======== Working data ========

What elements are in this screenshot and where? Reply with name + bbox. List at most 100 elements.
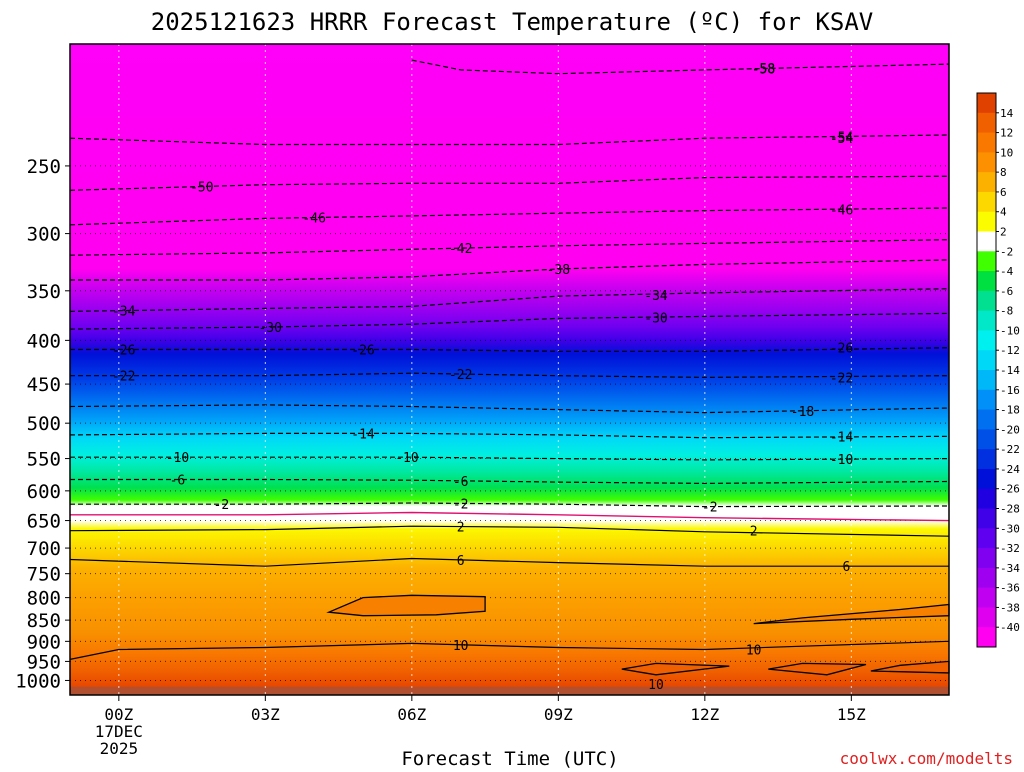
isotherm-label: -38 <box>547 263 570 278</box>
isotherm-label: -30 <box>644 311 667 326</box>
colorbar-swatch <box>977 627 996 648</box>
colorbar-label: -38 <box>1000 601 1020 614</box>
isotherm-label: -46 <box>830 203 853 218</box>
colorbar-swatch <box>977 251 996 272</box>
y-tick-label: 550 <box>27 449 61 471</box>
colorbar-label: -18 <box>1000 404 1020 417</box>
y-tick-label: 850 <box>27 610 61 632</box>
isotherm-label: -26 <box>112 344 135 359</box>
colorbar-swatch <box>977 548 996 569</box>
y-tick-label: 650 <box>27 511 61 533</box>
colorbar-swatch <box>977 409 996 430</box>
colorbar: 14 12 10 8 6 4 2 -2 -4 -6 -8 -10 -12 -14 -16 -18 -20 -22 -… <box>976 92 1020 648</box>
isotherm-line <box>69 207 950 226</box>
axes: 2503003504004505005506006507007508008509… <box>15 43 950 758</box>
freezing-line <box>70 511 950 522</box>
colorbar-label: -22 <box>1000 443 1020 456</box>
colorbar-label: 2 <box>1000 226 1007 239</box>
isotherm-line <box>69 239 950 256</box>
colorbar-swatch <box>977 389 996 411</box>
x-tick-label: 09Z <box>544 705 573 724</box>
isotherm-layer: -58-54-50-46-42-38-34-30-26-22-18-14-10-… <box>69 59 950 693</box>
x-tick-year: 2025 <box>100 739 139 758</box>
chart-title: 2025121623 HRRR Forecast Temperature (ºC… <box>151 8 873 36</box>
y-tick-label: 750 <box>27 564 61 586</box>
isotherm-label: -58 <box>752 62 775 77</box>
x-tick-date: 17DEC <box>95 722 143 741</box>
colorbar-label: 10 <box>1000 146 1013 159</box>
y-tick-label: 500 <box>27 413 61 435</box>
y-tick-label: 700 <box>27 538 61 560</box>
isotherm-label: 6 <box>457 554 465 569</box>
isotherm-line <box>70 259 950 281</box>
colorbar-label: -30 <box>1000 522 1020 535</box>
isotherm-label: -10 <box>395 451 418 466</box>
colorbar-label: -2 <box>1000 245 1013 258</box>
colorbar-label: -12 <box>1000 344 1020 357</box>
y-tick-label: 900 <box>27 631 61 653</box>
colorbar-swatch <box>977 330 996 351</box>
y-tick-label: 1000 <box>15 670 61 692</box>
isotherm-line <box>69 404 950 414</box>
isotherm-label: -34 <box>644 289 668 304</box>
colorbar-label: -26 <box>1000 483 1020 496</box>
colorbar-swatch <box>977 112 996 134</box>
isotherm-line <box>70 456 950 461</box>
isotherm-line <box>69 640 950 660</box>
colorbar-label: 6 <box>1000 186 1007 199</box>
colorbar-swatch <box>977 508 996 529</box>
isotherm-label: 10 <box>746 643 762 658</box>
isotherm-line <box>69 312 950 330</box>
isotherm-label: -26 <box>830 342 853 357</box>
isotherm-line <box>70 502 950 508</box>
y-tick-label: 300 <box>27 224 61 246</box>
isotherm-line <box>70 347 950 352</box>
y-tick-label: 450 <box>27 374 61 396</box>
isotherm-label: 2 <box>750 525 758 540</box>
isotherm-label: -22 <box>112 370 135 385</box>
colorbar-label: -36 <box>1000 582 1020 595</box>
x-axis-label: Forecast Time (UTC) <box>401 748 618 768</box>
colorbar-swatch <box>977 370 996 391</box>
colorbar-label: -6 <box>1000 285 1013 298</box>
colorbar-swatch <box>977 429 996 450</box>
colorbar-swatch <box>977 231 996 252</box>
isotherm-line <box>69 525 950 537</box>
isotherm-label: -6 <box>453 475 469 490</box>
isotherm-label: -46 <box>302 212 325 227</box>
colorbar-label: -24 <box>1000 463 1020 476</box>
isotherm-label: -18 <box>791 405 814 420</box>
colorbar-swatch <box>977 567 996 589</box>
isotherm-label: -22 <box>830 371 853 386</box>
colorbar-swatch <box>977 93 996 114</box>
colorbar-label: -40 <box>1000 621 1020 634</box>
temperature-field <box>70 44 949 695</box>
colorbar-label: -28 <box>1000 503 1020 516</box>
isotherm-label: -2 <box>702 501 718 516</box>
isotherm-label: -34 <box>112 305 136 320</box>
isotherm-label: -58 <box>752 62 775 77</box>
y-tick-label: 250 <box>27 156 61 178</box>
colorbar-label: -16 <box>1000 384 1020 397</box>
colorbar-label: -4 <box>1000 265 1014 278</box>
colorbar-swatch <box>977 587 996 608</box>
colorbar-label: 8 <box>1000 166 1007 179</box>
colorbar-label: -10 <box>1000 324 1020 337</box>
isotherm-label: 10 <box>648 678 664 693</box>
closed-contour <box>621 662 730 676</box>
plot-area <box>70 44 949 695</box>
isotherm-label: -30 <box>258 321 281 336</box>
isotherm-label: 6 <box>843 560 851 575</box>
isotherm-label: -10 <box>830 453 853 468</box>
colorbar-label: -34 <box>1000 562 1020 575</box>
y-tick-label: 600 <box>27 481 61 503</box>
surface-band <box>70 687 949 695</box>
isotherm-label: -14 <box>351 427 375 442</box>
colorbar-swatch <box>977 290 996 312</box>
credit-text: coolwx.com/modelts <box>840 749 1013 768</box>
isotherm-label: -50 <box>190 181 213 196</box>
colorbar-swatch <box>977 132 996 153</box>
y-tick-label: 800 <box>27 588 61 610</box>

========

### Given request
Reproduce the material above line for line, without the pictures.

### Exercise response
What elements are in this screenshot and where? Reply with name + bbox. List at most 100 elements.
isotherm-label: -38 <box>547 263 570 278</box>
isotherm-label: -30 <box>644 311 667 326</box>
colorbar-swatch <box>977 627 996 648</box>
colorbar-label: -38 <box>1000 601 1020 614</box>
isotherm-label: -46 <box>830 203 853 218</box>
colorbar-swatch <box>977 251 996 272</box>
y-tick-label: 550 <box>27 449 61 471</box>
colorbar-label: -18 <box>1000 404 1020 417</box>
y-tick-label: 850 <box>27 610 61 632</box>
isotherm-label: -26 <box>112 344 135 359</box>
colorbar-swatch <box>977 548 996 569</box>
y-tick-label: 650 <box>27 511 61 533</box>
colorbar-swatch <box>977 409 996 430</box>
colorbar: 14 12 10 8 6 4 2 -2 -4 -6 -8 -10 -12 -14 -16 -18 -20 -22 -… <box>976 92 1020 648</box>
isotherm-line <box>69 207 950 226</box>
axes: 2503003504004505005506006507007508008509… <box>15 43 950 758</box>
freezing-line <box>70 511 950 522</box>
colorbar-label: -22 <box>1000 443 1020 456</box>
colorbar-label: 2 <box>1000 226 1007 239</box>
isotherm-line <box>69 239 950 256</box>
colorbar-swatch <box>977 389 996 411</box>
x-tick-label: 09Z <box>544 705 573 724</box>
isotherm-layer: -58-54-50-46-42-38-34-30-26-22-18-14-10-… <box>69 59 950 693</box>
x-tick-year: 2025 <box>100 739 139 758</box>
chart-title: 2025121623 HRRR Forecast Temperature (ºC… <box>151 8 873 36</box>
y-tick-label: 750 <box>27 564 61 586</box>
isotherm-label: -58 <box>752 62 775 77</box>
x-tick-date: 17DEC <box>95 722 143 741</box>
colorbar-label: 10 <box>1000 146 1013 159</box>
y-tick-label: 500 <box>27 413 61 435</box>
y-tick-label: 700 <box>27 538 61 560</box>
isotherm-label: 6 <box>457 554 465 569</box>
isotherm-line <box>70 259 950 281</box>
colorbar-label: -30 <box>1000 522 1020 535</box>
isotherm-label: -10 <box>395 451 418 466</box>
colorbar-label: -2 <box>1000 245 1013 258</box>
colorbar-label: -12 <box>1000 344 1020 357</box>
y-tick-label: 900 <box>27 631 61 653</box>
colorbar-swatch <box>977 330 996 351</box>
y-tick-label: 1000 <box>15 670 61 692</box>
isotherm-line <box>69 404 950 414</box>
isotherm-label: -34 <box>644 289 668 304</box>
colorbar-label: -26 <box>1000 483 1020 496</box>
colorbar-swatch <box>977 112 996 134</box>
isotherm-line <box>70 456 950 461</box>
isotherm-line <box>69 640 950 660</box>
colorbar-label: 6 <box>1000 186 1007 199</box>
colorbar-swatch <box>977 508 996 529</box>
isotherm-label: 10 <box>746 643 762 658</box>
isotherm-line <box>69 312 950 330</box>
isotherm-label: -26 <box>830 342 853 357</box>
isotherm-line <box>70 502 950 508</box>
y-tick-label: 300 <box>27 224 61 246</box>
isotherm-line <box>70 347 950 352</box>
y-tick-label: 450 <box>27 374 61 396</box>
isotherm-label: 2 <box>750 525 758 540</box>
isotherm-label: -22 <box>112 370 135 385</box>
colorbar-label: -36 <box>1000 582 1020 595</box>
x-axis-label: Forecast Time (UTC) <box>401 748 618 768</box>
colorbar-swatch <box>977 370 996 391</box>
colorbar-label: -6 <box>1000 285 1013 298</box>
colorbar-swatch <box>977 429 996 450</box>
colorbar-swatch <box>977 231 996 252</box>
isotherm-line <box>69 525 950 537</box>
isotherm-label: -6 <box>453 475 469 490</box>
isotherm-label: -46 <box>302 212 325 227</box>
colorbar-label: -24 <box>1000 463 1020 476</box>
isotherm-label: -18 <box>791 405 814 420</box>
colorbar-swatch <box>977 567 996 589</box>
isotherm-label: -22 <box>830 371 853 386</box>
colorbar-swatch <box>977 93 996 114</box>
colorbar-label: -40 <box>1000 621 1020 634</box>
temperature-field <box>70 44 949 695</box>
colorbar-label: -28 <box>1000 503 1020 516</box>
isotherm-label: -2 <box>702 501 718 516</box>
isotherm-label: -34 <box>112 305 136 320</box>
isotherm-label: -58 <box>752 62 775 77</box>
y-tick-label: 250 <box>27 156 61 178</box>
colorbar-label: -16 <box>1000 384 1020 397</box>
colorbar-label: -4 <box>1000 265 1014 278</box>
colorbar-swatch <box>977 587 996 608</box>
colorbar-label: 8 <box>1000 166 1007 179</box>
colorbar-label: -10 <box>1000 324 1020 337</box>
isotherm-label: 10 <box>648 678 664 693</box>
closed-contour <box>621 662 730 676</box>
plot-area <box>70 44 949 695</box>
isotherm-label: -30 <box>258 321 281 336</box>
isotherm-label: 6 <box>843 560 851 575</box>
isotherm-label: -10 <box>830 453 853 468</box>
colorbar-label: -34 <box>1000 562 1020 575</box>
y-tick-label: 600 <box>27 481 61 503</box>
surface-band <box>70 687 949 695</box>
isotherm-label: -14 <box>351 427 375 442</box>
colorbar-swatch <box>977 290 996 312</box>
credit-text: coolwx.com/modelts <box>840 749 1013 768</box>
isotherm-label: -50 <box>190 181 213 196</box>
colorbar-swatch <box>977 132 996 153</box>
y-tick-label: 800 <box>27 588 61 610</box>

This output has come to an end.